What is expected =
Each line of the data that includes the string "image" is to be copied out.

Data listing:
>> Begin
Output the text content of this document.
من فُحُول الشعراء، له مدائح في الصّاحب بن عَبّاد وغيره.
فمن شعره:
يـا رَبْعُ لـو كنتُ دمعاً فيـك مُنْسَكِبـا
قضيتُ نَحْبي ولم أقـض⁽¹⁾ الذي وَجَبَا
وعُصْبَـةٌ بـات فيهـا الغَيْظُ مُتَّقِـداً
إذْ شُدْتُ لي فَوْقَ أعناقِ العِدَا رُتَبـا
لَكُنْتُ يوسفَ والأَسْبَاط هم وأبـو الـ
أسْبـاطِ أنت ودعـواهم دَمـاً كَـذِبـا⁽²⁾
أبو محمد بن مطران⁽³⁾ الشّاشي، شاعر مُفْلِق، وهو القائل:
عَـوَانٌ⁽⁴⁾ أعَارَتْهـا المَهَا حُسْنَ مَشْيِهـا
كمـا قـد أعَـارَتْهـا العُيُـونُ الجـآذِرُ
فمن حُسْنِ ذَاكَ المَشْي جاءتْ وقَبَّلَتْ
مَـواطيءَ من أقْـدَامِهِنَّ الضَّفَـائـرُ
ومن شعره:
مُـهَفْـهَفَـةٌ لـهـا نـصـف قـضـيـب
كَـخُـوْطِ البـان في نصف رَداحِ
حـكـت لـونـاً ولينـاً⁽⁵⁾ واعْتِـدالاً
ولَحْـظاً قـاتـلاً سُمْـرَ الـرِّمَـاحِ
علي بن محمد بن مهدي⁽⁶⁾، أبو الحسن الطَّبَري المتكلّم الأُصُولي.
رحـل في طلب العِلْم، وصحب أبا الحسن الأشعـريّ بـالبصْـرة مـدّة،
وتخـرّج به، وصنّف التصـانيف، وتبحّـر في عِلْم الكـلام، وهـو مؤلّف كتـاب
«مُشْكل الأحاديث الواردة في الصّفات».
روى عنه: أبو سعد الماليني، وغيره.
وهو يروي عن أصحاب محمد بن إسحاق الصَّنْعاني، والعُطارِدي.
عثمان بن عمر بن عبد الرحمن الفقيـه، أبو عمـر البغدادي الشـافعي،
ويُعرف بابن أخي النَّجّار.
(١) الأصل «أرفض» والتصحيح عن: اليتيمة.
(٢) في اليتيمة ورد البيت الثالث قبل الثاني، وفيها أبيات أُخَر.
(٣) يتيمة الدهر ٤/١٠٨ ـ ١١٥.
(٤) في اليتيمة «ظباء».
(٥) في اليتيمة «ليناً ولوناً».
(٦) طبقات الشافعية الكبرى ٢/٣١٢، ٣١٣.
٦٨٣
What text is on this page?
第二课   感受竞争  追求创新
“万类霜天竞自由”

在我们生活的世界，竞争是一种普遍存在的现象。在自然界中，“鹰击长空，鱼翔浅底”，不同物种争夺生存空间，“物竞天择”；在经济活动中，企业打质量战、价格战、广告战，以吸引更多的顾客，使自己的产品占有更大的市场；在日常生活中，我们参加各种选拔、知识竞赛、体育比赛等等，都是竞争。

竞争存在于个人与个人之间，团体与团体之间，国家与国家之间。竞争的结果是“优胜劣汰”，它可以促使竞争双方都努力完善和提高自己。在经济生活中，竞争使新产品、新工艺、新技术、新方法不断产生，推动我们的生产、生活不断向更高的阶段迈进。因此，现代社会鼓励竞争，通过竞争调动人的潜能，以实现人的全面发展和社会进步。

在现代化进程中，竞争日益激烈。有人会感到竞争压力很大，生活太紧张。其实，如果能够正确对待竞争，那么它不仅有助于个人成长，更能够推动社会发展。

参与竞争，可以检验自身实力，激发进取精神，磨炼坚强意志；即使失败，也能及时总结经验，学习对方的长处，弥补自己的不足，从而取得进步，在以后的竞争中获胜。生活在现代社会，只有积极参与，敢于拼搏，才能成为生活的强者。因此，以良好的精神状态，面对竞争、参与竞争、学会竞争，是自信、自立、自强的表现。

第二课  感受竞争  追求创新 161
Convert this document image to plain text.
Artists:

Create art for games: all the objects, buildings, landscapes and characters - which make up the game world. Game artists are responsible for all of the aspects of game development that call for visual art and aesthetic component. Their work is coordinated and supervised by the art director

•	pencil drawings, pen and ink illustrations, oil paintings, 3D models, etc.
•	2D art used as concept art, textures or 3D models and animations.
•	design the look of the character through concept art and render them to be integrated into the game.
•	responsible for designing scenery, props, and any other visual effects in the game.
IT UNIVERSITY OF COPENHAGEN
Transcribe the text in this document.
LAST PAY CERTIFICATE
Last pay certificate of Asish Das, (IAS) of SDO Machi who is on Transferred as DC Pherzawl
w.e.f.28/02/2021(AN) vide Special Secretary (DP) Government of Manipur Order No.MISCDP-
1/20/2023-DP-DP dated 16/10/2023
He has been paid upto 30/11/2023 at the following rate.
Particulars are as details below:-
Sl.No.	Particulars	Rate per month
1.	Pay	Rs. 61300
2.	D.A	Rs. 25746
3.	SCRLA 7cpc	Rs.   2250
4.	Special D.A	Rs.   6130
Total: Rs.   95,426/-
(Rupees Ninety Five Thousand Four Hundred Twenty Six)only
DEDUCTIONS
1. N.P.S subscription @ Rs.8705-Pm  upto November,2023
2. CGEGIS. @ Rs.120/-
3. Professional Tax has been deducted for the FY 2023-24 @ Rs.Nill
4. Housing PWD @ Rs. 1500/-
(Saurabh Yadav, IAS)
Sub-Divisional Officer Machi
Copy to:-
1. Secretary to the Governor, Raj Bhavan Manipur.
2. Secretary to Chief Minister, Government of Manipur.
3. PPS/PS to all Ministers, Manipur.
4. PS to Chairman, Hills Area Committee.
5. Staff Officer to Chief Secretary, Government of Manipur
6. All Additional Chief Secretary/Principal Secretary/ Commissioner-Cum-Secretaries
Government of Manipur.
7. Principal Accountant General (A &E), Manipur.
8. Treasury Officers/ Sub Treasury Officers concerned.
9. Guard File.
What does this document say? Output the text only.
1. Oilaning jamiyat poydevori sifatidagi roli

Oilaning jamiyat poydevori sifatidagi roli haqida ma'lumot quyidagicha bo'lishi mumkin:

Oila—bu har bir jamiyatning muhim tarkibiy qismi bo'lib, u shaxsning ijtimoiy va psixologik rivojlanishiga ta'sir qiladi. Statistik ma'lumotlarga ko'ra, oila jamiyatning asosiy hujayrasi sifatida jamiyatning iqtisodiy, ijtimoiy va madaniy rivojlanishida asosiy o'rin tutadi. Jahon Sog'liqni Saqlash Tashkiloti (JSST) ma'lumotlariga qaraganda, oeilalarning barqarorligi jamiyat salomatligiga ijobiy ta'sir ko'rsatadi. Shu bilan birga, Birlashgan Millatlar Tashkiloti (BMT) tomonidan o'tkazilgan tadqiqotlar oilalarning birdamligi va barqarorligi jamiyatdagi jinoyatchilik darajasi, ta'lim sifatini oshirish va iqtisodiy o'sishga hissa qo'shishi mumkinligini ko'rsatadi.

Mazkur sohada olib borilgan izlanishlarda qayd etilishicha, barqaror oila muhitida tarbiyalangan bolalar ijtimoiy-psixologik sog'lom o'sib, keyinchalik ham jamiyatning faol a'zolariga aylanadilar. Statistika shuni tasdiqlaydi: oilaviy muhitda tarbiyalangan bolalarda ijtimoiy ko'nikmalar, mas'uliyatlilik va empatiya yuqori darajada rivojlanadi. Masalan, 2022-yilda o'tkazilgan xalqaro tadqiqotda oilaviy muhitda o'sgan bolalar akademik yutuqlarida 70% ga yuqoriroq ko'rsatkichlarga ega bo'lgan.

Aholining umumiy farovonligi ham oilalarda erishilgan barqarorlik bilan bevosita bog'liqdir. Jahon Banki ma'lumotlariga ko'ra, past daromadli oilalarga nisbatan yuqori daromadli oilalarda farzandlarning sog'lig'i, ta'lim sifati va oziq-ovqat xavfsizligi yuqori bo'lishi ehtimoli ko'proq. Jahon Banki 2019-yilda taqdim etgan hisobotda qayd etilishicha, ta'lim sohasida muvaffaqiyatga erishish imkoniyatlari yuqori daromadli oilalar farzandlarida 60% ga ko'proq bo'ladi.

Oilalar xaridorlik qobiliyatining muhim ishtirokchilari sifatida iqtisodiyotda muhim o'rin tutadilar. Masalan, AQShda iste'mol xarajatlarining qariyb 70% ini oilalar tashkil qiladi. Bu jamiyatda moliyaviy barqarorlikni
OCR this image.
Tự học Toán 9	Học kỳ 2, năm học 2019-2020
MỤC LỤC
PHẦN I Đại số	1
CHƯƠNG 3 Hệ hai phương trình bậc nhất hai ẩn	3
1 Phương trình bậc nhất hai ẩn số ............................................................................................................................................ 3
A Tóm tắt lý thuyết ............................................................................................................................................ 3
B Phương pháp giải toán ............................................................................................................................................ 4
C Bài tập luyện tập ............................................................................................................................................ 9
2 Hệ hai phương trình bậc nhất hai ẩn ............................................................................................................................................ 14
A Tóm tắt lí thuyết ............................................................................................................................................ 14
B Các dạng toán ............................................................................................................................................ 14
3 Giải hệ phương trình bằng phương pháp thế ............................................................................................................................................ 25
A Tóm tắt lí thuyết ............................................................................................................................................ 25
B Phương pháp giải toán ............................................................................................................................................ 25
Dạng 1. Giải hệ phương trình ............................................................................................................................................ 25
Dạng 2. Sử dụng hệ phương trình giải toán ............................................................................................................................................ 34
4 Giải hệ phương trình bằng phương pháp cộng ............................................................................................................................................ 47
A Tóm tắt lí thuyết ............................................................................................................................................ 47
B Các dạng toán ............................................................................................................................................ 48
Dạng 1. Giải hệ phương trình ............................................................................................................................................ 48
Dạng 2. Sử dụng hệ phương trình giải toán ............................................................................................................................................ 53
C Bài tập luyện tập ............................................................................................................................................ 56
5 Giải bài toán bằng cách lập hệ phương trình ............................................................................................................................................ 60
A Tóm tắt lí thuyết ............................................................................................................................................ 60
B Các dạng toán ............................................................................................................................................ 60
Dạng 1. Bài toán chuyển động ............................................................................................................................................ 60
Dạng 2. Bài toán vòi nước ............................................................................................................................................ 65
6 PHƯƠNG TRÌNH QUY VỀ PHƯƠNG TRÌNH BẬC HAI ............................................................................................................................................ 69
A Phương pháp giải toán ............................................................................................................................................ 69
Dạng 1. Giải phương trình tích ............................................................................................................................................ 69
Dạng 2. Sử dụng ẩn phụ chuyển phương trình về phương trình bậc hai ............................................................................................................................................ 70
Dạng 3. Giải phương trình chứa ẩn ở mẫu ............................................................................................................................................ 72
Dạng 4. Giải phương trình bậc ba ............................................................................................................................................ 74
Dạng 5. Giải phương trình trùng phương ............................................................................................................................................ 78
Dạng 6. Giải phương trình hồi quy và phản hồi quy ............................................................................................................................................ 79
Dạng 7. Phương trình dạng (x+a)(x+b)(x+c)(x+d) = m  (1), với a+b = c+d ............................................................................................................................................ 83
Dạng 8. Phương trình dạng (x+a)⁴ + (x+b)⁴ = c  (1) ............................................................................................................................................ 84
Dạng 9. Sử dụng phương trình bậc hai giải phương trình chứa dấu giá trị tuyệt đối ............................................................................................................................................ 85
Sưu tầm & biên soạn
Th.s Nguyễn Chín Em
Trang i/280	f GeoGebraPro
>> End
Answer to this task =
Convert this document image to plain text.
OCR this image.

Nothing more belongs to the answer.